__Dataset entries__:
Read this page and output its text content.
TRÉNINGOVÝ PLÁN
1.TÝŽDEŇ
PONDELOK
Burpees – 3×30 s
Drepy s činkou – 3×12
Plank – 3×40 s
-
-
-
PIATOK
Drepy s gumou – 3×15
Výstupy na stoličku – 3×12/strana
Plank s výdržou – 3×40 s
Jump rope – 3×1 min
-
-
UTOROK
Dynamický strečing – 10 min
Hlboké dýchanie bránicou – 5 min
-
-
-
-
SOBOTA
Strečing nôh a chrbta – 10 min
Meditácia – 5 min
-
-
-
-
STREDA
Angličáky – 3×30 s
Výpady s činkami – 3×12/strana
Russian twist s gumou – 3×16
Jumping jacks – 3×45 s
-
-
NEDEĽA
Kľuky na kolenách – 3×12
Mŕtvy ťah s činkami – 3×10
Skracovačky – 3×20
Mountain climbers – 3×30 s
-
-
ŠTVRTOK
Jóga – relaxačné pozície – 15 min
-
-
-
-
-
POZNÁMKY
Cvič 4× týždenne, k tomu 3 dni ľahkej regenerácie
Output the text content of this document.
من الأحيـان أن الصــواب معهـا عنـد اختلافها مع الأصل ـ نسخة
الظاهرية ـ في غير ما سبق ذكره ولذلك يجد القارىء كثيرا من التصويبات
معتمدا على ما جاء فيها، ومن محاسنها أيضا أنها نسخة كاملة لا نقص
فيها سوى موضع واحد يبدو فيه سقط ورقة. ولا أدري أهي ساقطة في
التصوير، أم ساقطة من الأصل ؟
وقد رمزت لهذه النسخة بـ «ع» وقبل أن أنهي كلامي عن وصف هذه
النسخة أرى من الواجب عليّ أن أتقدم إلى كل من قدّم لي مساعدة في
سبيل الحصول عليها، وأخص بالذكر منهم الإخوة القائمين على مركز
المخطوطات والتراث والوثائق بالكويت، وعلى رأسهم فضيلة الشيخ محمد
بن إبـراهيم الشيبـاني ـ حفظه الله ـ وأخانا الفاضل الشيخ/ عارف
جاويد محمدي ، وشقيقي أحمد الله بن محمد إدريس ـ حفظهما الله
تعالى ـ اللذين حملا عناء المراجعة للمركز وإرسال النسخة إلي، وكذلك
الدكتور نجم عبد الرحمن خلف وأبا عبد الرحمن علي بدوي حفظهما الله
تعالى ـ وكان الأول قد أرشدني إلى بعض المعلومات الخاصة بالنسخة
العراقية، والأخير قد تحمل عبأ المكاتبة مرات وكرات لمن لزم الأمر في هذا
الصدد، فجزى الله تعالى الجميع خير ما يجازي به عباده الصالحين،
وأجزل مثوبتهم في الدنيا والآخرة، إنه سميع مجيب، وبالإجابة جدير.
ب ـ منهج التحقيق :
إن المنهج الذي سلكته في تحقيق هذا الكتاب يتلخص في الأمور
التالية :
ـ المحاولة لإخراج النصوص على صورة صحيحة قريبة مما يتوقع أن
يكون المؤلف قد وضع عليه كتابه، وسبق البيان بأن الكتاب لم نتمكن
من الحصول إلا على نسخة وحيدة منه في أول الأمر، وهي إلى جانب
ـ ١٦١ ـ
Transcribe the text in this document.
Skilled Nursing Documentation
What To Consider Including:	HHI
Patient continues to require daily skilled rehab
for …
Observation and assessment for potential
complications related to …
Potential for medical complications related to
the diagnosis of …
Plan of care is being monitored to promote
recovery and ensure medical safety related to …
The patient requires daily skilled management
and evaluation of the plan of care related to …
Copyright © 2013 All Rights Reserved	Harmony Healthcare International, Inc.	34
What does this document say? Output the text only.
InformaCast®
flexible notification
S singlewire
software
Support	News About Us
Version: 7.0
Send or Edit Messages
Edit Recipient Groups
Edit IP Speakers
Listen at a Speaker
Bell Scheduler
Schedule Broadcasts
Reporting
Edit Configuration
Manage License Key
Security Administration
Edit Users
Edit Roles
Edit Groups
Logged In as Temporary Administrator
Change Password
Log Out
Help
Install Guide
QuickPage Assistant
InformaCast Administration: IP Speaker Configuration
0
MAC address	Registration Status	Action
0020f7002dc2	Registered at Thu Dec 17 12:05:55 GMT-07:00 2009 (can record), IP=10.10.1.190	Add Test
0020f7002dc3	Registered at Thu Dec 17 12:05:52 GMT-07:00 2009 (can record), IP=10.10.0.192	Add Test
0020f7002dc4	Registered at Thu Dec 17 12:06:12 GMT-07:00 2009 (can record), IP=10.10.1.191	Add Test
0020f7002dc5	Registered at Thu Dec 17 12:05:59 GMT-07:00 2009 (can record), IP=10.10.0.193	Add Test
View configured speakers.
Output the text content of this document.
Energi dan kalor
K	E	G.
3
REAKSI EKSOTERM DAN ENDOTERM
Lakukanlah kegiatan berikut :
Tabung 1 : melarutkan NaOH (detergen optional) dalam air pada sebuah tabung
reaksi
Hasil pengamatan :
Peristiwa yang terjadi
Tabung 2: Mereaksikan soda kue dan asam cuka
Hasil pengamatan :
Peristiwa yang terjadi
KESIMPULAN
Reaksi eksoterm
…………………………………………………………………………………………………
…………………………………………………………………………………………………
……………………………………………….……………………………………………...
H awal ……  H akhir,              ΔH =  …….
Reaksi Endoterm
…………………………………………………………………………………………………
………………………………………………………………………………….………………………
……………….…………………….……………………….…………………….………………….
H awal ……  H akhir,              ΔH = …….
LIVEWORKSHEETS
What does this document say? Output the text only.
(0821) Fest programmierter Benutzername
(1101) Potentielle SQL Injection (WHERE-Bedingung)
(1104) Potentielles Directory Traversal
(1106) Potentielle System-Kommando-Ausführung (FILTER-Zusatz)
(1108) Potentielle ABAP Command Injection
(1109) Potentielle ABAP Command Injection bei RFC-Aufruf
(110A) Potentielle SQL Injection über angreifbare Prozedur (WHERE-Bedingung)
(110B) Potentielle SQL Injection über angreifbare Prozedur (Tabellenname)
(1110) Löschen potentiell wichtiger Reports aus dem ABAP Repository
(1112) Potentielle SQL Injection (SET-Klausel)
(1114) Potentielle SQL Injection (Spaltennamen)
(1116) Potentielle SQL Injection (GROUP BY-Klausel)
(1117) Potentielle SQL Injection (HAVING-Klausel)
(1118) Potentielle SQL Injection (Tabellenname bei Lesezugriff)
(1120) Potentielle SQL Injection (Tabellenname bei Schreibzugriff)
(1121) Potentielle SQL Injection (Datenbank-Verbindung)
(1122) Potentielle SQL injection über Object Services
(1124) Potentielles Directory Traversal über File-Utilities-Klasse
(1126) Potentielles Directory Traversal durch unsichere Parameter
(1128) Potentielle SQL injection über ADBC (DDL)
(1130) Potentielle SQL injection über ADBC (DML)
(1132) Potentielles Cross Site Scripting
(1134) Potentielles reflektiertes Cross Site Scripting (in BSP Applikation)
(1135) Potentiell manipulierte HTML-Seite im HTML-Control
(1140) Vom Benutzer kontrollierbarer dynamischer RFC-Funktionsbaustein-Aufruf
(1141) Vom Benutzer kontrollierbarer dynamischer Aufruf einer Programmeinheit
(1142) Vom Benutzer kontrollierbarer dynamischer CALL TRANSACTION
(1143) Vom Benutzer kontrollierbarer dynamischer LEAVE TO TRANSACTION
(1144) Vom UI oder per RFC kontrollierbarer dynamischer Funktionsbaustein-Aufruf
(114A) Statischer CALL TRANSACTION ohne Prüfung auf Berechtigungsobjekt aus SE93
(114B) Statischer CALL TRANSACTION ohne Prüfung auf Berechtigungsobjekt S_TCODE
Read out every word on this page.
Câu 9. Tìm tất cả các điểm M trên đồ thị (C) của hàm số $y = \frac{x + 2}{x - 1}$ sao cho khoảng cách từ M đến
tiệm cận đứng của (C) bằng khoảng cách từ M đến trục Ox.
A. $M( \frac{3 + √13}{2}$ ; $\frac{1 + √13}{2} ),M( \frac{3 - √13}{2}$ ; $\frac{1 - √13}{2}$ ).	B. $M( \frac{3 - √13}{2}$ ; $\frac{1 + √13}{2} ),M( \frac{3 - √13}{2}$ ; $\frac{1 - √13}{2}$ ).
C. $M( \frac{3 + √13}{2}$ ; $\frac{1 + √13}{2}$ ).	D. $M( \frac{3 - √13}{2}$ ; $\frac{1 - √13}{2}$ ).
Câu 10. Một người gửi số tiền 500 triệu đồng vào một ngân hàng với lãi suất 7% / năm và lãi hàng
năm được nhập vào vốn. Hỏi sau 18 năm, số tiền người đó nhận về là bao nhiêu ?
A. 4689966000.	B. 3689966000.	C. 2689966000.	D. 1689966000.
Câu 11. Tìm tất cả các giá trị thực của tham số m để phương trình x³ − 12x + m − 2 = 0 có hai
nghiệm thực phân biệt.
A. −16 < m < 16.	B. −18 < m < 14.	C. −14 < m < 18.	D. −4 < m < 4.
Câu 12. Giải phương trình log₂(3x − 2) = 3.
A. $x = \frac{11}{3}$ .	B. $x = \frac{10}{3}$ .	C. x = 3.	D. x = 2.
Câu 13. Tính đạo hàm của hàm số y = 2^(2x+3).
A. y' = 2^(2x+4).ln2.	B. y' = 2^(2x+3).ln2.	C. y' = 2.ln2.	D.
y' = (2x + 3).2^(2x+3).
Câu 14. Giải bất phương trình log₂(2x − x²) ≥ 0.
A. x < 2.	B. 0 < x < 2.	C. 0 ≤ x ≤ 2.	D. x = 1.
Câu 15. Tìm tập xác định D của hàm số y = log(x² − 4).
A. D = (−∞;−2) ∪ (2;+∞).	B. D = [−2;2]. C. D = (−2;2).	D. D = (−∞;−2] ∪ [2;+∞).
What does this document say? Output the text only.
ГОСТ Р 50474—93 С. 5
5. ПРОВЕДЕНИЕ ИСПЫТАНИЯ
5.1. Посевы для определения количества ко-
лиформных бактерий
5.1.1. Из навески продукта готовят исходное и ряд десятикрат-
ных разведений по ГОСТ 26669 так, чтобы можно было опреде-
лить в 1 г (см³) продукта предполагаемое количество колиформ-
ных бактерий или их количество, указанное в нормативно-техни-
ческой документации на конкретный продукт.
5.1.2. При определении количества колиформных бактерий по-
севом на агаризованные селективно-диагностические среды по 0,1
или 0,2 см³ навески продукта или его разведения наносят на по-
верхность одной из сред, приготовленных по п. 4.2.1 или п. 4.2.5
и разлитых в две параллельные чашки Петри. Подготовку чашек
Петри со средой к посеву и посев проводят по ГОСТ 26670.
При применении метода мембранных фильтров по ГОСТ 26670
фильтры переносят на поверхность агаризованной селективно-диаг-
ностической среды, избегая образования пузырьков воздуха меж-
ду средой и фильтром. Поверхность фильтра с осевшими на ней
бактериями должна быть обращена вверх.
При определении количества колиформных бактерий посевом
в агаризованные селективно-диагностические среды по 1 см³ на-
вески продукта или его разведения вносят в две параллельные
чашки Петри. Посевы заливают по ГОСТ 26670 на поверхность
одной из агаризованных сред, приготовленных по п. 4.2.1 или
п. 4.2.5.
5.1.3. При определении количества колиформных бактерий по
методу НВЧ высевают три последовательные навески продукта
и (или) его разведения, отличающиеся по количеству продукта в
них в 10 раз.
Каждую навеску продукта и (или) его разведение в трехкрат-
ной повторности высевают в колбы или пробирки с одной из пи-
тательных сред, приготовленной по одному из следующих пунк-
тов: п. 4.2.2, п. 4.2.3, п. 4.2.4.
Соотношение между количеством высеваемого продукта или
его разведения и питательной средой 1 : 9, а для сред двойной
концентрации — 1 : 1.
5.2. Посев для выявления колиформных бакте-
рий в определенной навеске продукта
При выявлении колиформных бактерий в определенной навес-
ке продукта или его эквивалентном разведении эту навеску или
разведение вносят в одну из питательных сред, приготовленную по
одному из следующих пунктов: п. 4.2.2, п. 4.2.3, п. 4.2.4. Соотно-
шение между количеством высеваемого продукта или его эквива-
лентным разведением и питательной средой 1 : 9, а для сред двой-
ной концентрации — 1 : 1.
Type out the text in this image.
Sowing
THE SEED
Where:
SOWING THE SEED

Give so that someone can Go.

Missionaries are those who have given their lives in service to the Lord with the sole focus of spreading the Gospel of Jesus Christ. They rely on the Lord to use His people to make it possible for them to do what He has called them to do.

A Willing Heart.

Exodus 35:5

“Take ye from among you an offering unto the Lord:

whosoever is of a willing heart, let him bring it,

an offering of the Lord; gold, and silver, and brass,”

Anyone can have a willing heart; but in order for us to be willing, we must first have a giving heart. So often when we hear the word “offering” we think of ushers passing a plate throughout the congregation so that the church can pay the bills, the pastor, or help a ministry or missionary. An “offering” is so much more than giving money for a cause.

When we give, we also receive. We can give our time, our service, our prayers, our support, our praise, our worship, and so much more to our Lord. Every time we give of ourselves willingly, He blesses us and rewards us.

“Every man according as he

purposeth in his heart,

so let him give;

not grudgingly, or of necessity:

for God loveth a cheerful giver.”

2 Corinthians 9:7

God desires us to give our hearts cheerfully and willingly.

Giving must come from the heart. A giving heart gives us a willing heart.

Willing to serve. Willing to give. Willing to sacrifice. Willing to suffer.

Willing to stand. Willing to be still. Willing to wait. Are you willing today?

__Required task__: Repeat only the lines from the one holding "Type out the text in this image." through the last line of the data.

__Complete response__:
Type out the text in this image.
Sowing
THE SEED
Where:
SOWING THE SEED

Give so that someone can Go.

Missionaries are those who have given their lives in service to the Lord with the sole focus of spreading the Gospel of Jesus Christ. They rely on the Lord to use His people to make it possible for them to do what He has called them to do.

A Willing Heart.

Exodus 35:5

“Take ye from among you an offering unto the Lord:

whosoever is of a willing heart, let him bring it,

an offering of the Lord; gold, and silver, and brass,”

Anyone can have a willing heart; but in order for us to be willing, we must first have a giving heart. So often when we hear the word “offering” we think of ushers passing a plate throughout the congregation so that the church can pay the bills, the pastor, or help a ministry or missionary. An “offering” is so much more than giving money for a cause.

When we give, we also receive. We can give our time, our service, our prayers, our support, our praise, our worship, and so much more to our Lord. Every time we give of ourselves willingly, He blesses us and rewards us.

“Every man according as he

purposeth in his heart,

so let him give;

not grudgingly, or of necessity:

for God loveth a cheerful giver.”

2 Corinthians 9:7

God desires us to give our hearts cheerfully and willingly.

Giving must come from the heart. A giving heart gives us a willing heart.

Willing to serve. Willing to give. Willing to sacrifice. Willing to suffer.

Willing to stand. Willing to be still. Willing to wait. Are you willing today?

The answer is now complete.